DATA FOR THIS TASK:
========================
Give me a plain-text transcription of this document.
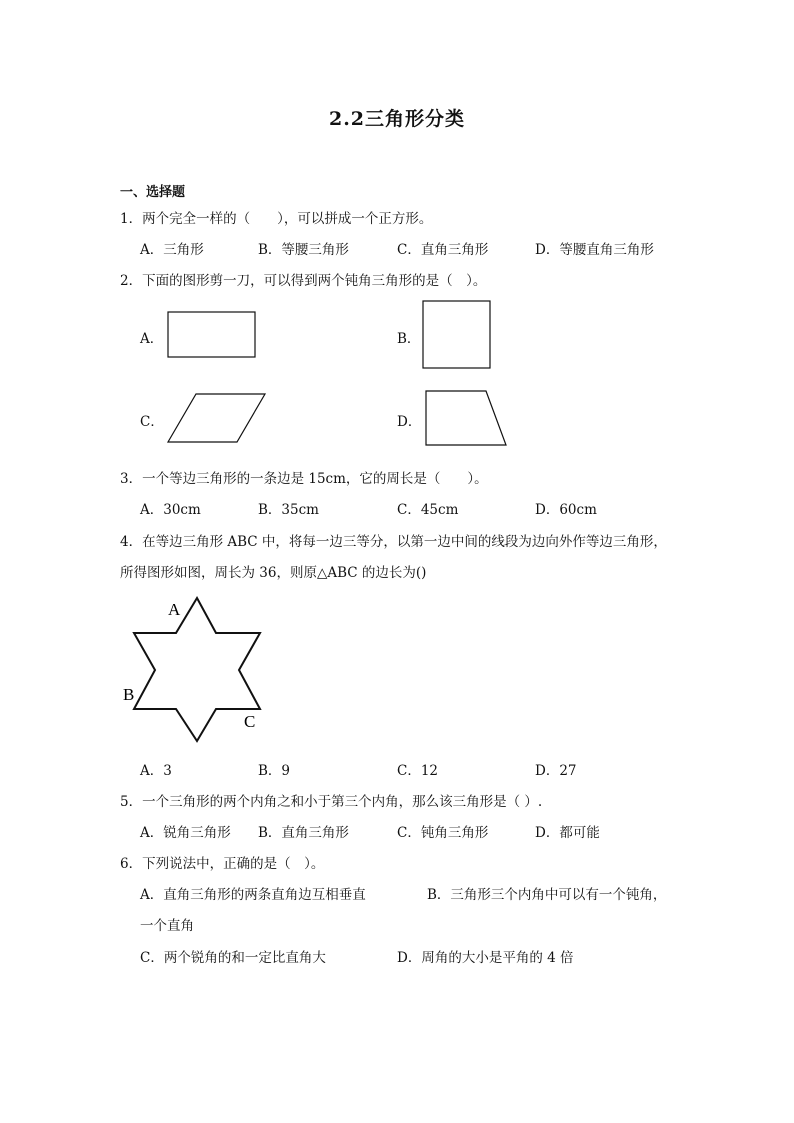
2.2三角形分类
一、选择题
1．两个完全一样的（　　），可以拼成一个正方形。
A．三角形	B．等腰三角形	C．直角三角形	D．等腰直角三角形
2．下面的图形剪一刀，可以得到两个钝角三角形的是（　）。
A．	B．
C．	D．
3．一个等边三角形的一条边是 15cm，它的周长是（　　）。
A．30cm	B．35cm	C．45cm	D．60cm
4．在等边三角形 ABC 中，将每一边三等分，以第一边中间的线段为边向外作等边三角形，
所得图形如图，周长为 36，则原△ABC 的边长为()
A
B
C
A．3	B．9	C．12	D．27
5．一个三角形的两个内角之和小于第三个内角，那么该三角形是（ ）.
A．锐角三角形 B．直角三角形	C．钝角三角形	D．都可能
6．下列说法中，正确的是（　）。
A．直角三角形的两条直角边互相垂直	B．三角形三个内角中可以有一个钝角，
一个直角
C．两个锐角的和一定比直角大	D．周角的大小是平角的 4 倍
========================
STATED PROBLEM: Except for the pictures, print the data above exactly.

OUTPUT:
Give me a plain-text transcription of this document.
2.2三角形分类
一、选择题
1．两个完全一样的（　　），可以拼成一个正方形。
A．三角形	B．等腰三角形	C．直角三角形	D．等腰直角三角形
2．下面的图形剪一刀，可以得到两个钝角三角形的是（　）。
A．	B．
C．	D．
3．一个等边三角形的一条边是 15cm，它的周长是（　　）。
A．30cm	B．35cm	C．45cm	D．60cm
4．在等边三角形 ABC 中，将每一边三等分，以第一边中间的线段为边向外作等边三角形，
所得图形如图，周长为 36，则原△ABC 的边长为()
A
B
C
A．3	B．9	C．12	D．27
5．一个三角形的两个内角之和小于第三个内角，那么该三角形是（ ）.
A．锐角三角形 B．直角三角形	C．钝角三角形	D．都可能
6．下列说法中，正确的是（　）。
A．直角三角形的两条直角边互相垂直	B．三角形三个内角中可以有一个钝角，
一个直角
C．两个锐角的和一定比直角大	D．周角的大小是平角的 4 倍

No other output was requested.